-- begin SOURCE MATERIAL --

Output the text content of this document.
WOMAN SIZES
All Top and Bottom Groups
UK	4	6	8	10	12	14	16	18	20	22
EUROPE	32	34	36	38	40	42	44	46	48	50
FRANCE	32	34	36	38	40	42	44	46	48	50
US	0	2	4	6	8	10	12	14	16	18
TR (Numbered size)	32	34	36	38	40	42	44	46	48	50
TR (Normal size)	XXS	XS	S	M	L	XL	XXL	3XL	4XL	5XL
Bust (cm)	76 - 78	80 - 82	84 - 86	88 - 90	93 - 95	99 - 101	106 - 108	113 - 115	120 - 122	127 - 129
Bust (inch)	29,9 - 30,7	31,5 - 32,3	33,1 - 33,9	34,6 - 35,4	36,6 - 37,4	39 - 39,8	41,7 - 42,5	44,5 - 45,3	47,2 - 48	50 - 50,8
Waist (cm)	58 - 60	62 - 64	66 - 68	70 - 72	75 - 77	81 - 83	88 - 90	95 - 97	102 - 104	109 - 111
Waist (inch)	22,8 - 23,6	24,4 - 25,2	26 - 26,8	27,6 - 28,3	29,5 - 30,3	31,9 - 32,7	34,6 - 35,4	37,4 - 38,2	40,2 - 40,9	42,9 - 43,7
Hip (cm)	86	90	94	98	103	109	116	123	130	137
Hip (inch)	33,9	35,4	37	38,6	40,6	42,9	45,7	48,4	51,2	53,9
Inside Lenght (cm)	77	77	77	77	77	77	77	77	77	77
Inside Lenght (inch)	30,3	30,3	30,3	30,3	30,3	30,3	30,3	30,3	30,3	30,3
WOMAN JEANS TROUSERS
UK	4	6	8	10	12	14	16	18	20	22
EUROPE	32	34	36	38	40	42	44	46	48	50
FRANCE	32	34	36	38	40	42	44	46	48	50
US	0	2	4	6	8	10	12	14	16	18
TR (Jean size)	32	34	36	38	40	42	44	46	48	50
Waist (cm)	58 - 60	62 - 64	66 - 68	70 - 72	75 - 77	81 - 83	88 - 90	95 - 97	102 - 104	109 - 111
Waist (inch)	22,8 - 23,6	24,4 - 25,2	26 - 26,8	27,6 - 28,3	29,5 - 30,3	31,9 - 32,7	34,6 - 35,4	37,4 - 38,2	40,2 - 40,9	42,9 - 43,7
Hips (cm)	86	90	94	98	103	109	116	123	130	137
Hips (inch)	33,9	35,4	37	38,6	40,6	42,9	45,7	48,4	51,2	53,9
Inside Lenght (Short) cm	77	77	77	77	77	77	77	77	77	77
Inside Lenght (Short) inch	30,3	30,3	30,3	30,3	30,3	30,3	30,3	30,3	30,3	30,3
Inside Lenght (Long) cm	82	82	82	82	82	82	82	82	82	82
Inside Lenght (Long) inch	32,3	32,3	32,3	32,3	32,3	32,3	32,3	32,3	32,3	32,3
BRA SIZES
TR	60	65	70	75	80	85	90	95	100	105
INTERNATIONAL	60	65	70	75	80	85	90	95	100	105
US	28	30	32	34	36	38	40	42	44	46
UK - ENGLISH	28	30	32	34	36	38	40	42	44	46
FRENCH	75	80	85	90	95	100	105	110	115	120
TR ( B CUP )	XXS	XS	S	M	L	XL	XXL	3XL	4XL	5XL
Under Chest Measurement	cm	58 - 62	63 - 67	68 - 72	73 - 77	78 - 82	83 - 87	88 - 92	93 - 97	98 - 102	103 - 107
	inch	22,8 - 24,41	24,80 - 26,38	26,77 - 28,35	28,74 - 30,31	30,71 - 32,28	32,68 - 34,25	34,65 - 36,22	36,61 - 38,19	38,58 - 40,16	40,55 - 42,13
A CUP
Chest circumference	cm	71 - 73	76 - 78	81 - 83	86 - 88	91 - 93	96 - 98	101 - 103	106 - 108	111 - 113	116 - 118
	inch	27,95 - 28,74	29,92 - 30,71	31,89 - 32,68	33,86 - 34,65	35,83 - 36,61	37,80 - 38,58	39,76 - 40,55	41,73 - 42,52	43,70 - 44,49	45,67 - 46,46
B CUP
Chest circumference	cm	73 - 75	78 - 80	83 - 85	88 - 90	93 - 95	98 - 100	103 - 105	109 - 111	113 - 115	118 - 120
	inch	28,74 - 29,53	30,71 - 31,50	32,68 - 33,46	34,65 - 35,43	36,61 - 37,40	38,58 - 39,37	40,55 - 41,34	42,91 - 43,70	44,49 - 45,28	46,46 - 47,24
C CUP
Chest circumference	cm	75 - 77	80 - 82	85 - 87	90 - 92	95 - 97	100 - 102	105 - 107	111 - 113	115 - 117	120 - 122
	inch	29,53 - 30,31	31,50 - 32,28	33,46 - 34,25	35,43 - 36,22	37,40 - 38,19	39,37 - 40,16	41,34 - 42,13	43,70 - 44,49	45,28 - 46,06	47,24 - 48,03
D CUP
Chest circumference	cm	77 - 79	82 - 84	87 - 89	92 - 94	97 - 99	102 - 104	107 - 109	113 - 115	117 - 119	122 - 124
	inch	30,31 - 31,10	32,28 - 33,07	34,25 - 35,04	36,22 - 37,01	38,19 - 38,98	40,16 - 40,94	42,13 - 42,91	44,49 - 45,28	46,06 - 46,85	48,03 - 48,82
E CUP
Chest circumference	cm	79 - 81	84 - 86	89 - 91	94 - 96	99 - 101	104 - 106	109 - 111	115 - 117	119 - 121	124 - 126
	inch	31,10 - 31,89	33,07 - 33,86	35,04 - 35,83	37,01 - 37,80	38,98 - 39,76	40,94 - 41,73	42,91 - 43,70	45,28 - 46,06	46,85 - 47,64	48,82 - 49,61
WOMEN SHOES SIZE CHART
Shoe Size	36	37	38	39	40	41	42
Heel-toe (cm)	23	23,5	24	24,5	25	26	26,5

-- end SOURCE MATERIAL --

## WHAT YOU WILL DO
Set down every record above exactly as given.

## ANSWER TO THIS PROBLEM
Output the text content of this document.
WOMAN SIZES
All Top and Bottom Groups
UK	4	6	8	10	12	14	16	18	20	22
EUROPE	32	34	36	38	40	42	44	46	48	50
FRANCE	32	34	36	38	40	42	44	46	48	50
US	0	2	4	6	8	10	12	14	16	18
TR (Numbered size)	32	34	36	38	40	42	44	46	48	50
TR (Normal size)	XXS	XS	S	M	L	XL	XXL	3XL	4XL	5XL
Bust (cm)	76 - 78	80 - 82	84 - 86	88 - 90	93 - 95	99 - 101	106 - 108	113 - 115	120 - 122	127 - 129
Bust (inch)	29,9 - 30,7	31,5 - 32,3	33,1 - 33,9	34,6 - 35,4	36,6 - 37,4	39 - 39,8	41,7 - 42,5	44,5 - 45,3	47,2 - 48	50 - 50,8
Waist (cm)	58 - 60	62 - 64	66 - 68	70 - 72	75 - 77	81 - 83	88 - 90	95 - 97	102 - 104	109 - 111
Waist (inch)	22,8 - 23,6	24,4 - 25,2	26 - 26,8	27,6 - 28,3	29,5 - 30,3	31,9 - 32,7	34,6 - 35,4	37,4 - 38,2	40,2 - 40,9	42,9 - 43,7
Hip (cm)	86	90	94	98	103	109	116	123	130	137
Hip (inch)	33,9	35,4	37	38,6	40,6	42,9	45,7	48,4	51,2	53,9
Inside Lenght (cm)	77	77	77	77	77	77	77	77	77	77
Inside Lenght (inch)	30,3	30,3	30,3	30,3	30,3	30,3	30,3	30,3	30,3	30,3
WOMAN JEANS TROUSERS
UK	4	6	8	10	12	14	16	18	20	22
EUROPE	32	34	36	38	40	42	44	46	48	50
FRANCE	32	34	36	38	40	42	44	46	48	50
US	0	2	4	6	8	10	12	14	16	18
TR (Jean size)	32	34	36	38	40	42	44	46	48	50
Waist (cm)	58 - 60	62 - 64	66 - 68	70 - 72	75 - 77	81 - 83	88 - 90	95 - 97	102 - 104	109 - 111
Waist (inch)	22,8 - 23,6	24,4 - 25,2	26 - 26,8	27,6 - 28,3	29,5 - 30,3	31,9 - 32,7	34,6 - 35,4	37,4 - 38,2	40,2 - 40,9	42,9 - 43,7
Hips (cm)	86	90	94	98	103	109	116	123	130	137
Hips (inch)	33,9	35,4	37	38,6	40,6	42,9	45,7	48,4	51,2	53,9
Inside Lenght (Short) cm	77	77	77	77	77	77	77	77	77	77
Inside Lenght (Short) inch	30,3	30,3	30,3	30,3	30,3	30,3	30,3	30,3	30,3	30,3
Inside Lenght (Long) cm	82	82	82	82	82	82	82	82	82	82
Inside Lenght (Long) inch	32,3	32,3	32,3	32,3	32,3	32,3	32,3	32,3	32,3	32,3
BRA SIZES
TR	60	65	70	75	80	85	90	95	100	105
INTERNATIONAL	60	65	70	75	80	85	90	95	100	105
US	28	30	32	34	36	38	40	42	44	46
UK - ENGLISH	28	30	32	34	36	38	40	42	44	46
FRENCH	75	80	85	90	95	100	105	110	115	120
TR ( B CUP )	XXS	XS	S	M	L	XL	XXL	3XL	4XL	5XL
Under Chest Measurement	cm	58 - 62	63 - 67	68 - 72	73 - 77	78 - 82	83 - 87	88 - 92	93 - 97	98 - 102	103 - 107
	inch	22,8 - 24,41	24,80 - 26,38	26,77 - 28,35	28,74 - 30,31	30,71 - 32,28	32,68 - 34,25	34,65 - 36,22	36,61 - 38,19	38,58 - 40,16	40,55 - 42,13
A CUP
Chest circumference	cm	71 - 73	76 - 78	81 - 83	86 - 88	91 - 93	96 - 98	101 - 103	106 - 108	111 - 113	116 - 118
	inch	27,95 - 28,74	29,92 - 30,71	31,89 - 32,68	33,86 - 34,65	35,83 - 36,61	37,80 - 38,58	39,76 - 40,55	41,73 - 42,52	43,70 - 44,49	45,67 - 46,46
B CUP
Chest circumference	cm	73 - 75	78 - 80	83 - 85	88 - 90	93 - 95	98 - 100	103 - 105	109 - 111	113 - 115	118 - 120
	inch	28,74 - 29,53	30,71 - 31,50	32,68 - 33,46	34,65 - 35,43	36,61 - 37,40	38,58 - 39,37	40,55 - 41,34	42,91 - 43,70	44,49 - 45,28	46,46 - 47,24
C CUP
Chest circumference	cm	75 - 77	80 - 82	85 - 87	90 - 92	95 - 97	100 - 102	105 - 107	111 - 113	115 - 117	120 - 122
	inch	29,53 - 30,31	31,50 - 32,28	33,46 - 34,25	35,43 - 36,22	37,40 - 38,19	39,37 - 40,16	41,34 - 42,13	43,70 - 44,49	45,28 - 46,06	47,24 - 48,03
D CUP
Chest circumference	cm	77 - 79	82 - 84	87 - 89	92 - 94	97 - 99	102 - 104	107 - 109	113 - 115	117 - 119	122 - 124
	inch	30,31 - 31,10	32,28 - 33,07	34,25 - 35,04	36,22 - 37,01	38,19 - 38,98	40,16 - 40,94	42,13 - 42,91	44,49 - 45,28	46,06 - 46,85	48,03 - 48,82
E CUP
Chest circumference	cm	79 - 81	84 - 86	89 - 91	94 - 96	99 - 101	104 - 106	109 - 111	115 - 117	119 - 121	124 - 126
	inch	31,10 - 31,89	33,07 - 33,86	35,04 - 35,83	37,01 - 37,80	38,98 - 39,76	40,94 - 41,73	42,91 - 43,70	45,28 - 46,06	46,85 - 47,64	48,82 - 49,61
WOMEN SHOES SIZE CHART
Shoe Size	36	37	38	39	40	41	42
Heel-toe (cm)	23	23,5	24	24,5	25	26	26,5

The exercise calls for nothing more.